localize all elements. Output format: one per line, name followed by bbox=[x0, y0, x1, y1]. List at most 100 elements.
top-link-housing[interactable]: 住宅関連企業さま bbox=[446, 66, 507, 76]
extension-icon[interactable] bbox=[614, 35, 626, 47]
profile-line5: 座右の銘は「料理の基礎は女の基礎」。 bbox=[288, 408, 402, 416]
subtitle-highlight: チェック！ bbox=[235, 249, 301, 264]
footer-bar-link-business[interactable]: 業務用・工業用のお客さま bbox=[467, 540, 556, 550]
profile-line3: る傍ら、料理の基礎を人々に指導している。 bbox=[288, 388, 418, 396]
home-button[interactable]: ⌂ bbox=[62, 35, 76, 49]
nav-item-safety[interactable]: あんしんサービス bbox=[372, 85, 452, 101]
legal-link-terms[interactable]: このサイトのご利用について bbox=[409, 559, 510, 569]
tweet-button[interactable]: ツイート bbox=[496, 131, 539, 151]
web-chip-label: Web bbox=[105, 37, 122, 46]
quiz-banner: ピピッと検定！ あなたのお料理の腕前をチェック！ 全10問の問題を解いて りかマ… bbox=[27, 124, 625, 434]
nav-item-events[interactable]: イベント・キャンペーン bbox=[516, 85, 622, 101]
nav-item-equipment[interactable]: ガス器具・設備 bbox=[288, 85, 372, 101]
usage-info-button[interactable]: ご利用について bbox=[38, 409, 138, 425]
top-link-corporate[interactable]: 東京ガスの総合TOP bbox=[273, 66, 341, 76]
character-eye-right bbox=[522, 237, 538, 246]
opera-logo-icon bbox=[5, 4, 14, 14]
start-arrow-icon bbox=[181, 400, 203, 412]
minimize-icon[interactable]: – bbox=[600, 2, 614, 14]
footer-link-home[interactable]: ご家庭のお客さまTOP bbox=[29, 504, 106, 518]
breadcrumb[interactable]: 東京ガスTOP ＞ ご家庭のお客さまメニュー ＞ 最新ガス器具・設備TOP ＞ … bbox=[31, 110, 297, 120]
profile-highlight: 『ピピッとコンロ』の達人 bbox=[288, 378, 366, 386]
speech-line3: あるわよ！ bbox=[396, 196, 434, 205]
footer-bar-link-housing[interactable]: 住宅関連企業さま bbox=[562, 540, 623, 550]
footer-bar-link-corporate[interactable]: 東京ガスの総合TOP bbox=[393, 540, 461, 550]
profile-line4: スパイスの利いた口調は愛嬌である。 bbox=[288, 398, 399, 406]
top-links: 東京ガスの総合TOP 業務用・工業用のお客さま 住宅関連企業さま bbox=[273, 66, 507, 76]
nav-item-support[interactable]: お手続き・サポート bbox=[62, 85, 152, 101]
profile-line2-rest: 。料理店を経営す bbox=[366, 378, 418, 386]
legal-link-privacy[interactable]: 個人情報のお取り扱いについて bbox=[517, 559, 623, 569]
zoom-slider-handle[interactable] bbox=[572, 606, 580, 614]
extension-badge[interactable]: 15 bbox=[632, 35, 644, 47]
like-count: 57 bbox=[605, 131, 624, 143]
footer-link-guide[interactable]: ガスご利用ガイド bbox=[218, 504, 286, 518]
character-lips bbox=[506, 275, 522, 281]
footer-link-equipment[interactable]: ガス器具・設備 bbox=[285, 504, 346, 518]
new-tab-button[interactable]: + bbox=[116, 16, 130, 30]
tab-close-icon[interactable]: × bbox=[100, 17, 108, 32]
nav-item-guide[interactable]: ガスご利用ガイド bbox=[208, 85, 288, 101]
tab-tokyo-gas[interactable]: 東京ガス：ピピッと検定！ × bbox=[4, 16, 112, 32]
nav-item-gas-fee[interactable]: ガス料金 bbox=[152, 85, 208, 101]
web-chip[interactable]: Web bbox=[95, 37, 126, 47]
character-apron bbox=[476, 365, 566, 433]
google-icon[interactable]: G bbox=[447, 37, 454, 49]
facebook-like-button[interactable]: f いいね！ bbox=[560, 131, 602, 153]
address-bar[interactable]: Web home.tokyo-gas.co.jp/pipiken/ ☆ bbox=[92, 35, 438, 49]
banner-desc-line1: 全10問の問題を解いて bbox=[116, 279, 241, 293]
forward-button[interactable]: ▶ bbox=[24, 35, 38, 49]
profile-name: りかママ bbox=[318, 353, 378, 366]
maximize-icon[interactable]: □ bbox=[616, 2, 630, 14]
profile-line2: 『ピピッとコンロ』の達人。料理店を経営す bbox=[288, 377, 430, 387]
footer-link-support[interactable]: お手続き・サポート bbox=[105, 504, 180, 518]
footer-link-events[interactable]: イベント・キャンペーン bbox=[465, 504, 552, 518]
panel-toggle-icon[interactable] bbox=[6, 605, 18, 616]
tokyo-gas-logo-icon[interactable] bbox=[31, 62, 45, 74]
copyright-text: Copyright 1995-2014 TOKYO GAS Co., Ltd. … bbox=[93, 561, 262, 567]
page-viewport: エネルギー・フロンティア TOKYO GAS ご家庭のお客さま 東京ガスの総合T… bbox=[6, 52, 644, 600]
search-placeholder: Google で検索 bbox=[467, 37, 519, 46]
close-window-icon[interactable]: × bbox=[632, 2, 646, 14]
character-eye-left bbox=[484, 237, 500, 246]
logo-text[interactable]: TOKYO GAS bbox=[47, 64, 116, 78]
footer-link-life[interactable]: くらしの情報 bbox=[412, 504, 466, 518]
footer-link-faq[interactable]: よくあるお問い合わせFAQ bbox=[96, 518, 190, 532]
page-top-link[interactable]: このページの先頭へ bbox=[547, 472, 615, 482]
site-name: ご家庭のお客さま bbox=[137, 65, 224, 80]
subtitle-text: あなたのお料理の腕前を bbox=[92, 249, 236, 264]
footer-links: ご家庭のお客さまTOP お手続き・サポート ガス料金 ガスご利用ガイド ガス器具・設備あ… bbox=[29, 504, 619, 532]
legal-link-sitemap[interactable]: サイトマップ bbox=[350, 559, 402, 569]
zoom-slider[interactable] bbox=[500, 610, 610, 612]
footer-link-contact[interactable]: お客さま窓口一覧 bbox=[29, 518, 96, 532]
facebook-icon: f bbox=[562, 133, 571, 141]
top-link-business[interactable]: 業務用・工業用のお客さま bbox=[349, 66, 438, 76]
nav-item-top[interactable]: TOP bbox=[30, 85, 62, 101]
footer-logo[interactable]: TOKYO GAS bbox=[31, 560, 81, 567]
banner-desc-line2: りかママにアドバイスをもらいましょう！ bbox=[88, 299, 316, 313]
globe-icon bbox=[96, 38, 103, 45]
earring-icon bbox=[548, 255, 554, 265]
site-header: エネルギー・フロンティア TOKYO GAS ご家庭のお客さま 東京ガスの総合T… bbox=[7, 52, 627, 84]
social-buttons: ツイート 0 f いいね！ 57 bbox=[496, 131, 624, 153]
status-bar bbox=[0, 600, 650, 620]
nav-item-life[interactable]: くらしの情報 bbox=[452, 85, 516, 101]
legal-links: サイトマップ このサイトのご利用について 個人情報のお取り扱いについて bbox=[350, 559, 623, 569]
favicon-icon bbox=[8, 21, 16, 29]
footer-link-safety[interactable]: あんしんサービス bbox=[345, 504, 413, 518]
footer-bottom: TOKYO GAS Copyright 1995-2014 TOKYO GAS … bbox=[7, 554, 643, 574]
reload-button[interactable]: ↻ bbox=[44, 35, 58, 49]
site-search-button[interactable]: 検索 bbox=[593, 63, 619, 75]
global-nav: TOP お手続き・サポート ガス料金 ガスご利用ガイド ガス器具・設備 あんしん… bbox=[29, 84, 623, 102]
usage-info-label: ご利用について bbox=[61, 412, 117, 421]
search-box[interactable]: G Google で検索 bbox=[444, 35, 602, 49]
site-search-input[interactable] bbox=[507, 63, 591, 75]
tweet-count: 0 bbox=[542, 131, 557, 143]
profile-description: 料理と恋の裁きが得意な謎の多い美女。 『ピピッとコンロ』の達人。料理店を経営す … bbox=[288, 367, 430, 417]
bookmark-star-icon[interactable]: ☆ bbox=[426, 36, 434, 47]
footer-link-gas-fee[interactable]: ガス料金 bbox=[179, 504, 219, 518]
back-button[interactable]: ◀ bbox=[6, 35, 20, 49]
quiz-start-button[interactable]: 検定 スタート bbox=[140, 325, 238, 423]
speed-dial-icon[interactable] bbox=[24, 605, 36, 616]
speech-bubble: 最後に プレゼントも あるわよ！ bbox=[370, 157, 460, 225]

——

◆ DIRECTIONS FOR THIS TASK
Print every line of the records again exactly, from the start of the records down to the line containing "subtitle-highlight: チェック！ bbox=[235, 249, 301, 264]", with both of those lines included.

◆ RESPONSE TO THE TASK
localize all elements. Output format: one per line, name followed by bbox=[x0, y0, x1, y1]. List at most 100 elements.
top-link-housing[interactable]: 住宅関連企業さま bbox=[446, 66, 507, 76]
extension-icon[interactable] bbox=[614, 35, 626, 47]
profile-line5: 座右の銘は「料理の基礎は女の基礎」。 bbox=[288, 408, 402, 416]
subtitle-highlight: チェック！ bbox=[235, 249, 301, 264]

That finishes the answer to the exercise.